Begin

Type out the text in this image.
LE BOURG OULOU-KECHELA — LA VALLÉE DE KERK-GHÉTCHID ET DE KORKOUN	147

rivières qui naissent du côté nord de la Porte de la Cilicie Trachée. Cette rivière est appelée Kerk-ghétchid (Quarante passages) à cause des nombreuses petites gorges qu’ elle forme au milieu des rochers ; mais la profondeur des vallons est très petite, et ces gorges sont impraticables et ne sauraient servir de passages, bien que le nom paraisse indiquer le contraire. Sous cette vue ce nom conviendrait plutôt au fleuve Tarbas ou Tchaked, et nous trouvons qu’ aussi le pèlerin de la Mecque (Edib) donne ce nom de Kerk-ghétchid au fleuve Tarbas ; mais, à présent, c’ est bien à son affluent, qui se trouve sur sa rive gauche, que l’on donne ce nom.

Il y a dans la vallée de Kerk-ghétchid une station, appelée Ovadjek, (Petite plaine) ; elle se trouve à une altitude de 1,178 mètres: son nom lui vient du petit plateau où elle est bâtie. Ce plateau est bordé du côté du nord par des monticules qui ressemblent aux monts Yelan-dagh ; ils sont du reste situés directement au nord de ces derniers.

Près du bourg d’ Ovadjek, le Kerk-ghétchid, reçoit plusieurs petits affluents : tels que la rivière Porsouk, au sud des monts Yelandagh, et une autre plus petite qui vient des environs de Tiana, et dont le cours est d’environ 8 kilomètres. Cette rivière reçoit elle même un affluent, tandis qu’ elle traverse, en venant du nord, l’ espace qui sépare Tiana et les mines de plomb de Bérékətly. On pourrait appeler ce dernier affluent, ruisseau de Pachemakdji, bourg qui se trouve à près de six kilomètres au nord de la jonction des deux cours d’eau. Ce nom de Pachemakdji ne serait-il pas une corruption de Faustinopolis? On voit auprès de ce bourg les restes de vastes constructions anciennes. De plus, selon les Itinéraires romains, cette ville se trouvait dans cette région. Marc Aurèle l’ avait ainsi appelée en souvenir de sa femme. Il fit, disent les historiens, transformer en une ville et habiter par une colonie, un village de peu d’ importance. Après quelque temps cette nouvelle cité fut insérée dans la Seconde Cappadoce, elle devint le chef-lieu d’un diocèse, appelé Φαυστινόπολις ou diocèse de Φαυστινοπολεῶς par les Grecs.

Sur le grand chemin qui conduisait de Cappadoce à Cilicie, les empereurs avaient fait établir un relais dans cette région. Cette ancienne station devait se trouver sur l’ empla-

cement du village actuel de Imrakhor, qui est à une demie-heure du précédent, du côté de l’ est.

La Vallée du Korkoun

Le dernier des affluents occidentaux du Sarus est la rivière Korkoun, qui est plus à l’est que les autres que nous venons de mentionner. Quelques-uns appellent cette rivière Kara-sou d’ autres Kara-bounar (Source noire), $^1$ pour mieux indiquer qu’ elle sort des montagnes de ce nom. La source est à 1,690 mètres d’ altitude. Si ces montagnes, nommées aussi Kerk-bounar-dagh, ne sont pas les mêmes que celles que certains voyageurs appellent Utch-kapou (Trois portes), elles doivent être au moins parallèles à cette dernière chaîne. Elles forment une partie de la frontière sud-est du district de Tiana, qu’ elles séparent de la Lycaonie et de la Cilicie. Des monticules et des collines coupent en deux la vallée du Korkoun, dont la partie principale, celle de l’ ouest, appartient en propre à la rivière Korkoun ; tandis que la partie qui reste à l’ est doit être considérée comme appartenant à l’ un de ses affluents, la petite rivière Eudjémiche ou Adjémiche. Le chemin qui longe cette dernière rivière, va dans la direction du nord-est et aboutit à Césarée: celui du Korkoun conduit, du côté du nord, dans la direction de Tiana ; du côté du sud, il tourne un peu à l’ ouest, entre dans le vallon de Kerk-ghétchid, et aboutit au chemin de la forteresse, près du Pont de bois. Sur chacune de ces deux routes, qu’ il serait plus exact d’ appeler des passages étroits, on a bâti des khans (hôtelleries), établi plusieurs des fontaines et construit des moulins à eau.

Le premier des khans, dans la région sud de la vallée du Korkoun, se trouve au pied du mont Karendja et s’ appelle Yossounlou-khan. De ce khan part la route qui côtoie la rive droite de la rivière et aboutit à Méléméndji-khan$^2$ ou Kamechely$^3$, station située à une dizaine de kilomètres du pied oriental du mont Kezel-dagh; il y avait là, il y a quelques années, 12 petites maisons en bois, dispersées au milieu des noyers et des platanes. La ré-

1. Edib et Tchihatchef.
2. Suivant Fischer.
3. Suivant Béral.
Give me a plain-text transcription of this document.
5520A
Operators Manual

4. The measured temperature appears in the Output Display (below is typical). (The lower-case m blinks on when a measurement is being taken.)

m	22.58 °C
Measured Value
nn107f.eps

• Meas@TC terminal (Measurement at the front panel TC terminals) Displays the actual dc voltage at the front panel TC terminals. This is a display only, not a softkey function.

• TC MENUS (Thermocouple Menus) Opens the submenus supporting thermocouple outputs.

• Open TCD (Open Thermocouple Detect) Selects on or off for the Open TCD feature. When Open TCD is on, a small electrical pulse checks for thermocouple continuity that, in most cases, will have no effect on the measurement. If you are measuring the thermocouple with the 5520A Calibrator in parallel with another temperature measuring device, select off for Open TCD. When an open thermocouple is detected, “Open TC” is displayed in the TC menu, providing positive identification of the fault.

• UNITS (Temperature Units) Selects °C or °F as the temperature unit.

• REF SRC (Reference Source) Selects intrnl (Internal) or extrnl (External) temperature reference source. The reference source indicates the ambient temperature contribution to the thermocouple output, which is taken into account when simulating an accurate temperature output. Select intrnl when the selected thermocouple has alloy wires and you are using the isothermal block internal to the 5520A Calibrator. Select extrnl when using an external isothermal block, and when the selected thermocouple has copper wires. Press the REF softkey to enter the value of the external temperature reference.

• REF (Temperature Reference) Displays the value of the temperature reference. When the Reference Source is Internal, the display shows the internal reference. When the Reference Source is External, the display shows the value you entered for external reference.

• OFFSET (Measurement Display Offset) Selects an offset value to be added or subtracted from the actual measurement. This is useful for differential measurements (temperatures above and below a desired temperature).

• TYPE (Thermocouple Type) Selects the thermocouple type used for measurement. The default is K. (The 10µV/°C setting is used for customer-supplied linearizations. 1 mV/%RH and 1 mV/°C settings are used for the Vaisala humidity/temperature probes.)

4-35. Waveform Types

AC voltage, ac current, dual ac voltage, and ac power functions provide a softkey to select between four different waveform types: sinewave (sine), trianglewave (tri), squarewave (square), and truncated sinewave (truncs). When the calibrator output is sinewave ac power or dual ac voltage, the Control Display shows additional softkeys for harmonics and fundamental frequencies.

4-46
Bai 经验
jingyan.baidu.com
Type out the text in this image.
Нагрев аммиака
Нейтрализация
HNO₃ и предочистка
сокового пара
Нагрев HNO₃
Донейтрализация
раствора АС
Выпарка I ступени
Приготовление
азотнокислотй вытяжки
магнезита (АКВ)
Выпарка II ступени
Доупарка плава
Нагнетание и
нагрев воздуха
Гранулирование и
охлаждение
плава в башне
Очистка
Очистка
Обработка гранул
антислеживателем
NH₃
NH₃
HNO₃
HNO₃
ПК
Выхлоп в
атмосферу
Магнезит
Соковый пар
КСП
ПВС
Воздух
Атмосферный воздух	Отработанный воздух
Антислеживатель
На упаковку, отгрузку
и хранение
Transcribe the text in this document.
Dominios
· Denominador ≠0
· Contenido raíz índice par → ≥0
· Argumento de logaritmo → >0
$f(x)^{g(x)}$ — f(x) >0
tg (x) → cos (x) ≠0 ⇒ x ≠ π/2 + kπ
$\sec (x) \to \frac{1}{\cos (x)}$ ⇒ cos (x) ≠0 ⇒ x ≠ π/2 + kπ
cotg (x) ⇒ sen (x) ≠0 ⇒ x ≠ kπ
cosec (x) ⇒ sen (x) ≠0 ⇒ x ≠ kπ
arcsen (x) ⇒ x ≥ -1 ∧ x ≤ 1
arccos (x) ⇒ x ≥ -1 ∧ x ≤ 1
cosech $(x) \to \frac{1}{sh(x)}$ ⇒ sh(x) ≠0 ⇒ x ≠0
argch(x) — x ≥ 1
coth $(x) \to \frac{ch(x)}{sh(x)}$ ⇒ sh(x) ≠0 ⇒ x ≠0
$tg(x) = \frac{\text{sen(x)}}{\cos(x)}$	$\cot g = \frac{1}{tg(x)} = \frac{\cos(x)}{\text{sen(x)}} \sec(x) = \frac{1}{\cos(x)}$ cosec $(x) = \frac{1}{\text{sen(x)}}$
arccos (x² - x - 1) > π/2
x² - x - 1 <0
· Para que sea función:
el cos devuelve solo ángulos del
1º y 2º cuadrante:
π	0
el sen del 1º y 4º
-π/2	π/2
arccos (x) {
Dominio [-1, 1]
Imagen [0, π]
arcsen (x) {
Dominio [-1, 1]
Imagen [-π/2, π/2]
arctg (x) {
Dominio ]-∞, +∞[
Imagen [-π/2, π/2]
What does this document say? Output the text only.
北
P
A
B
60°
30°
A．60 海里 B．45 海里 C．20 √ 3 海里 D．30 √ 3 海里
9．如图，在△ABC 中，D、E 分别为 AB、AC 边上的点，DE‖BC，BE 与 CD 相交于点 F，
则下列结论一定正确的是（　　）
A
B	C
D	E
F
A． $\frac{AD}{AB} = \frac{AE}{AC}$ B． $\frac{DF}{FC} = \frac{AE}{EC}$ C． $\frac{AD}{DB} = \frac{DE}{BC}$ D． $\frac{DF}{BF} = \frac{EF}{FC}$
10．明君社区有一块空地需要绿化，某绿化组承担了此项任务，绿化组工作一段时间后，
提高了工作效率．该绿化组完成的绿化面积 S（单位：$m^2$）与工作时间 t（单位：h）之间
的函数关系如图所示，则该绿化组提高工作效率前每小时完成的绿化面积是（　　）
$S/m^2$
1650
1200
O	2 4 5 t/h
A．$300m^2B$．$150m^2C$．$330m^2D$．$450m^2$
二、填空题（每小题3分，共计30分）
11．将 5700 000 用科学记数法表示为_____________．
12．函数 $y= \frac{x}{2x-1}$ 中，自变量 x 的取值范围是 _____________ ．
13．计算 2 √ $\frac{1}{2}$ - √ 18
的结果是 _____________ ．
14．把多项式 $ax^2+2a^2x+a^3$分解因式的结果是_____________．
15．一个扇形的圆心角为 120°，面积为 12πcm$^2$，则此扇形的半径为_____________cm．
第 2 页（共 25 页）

End

_PROBLEM DETAILS_
Give the number of lines that hold the word "aboutit" in these records, with nothing added.

_WRITTEN ANSWER_
2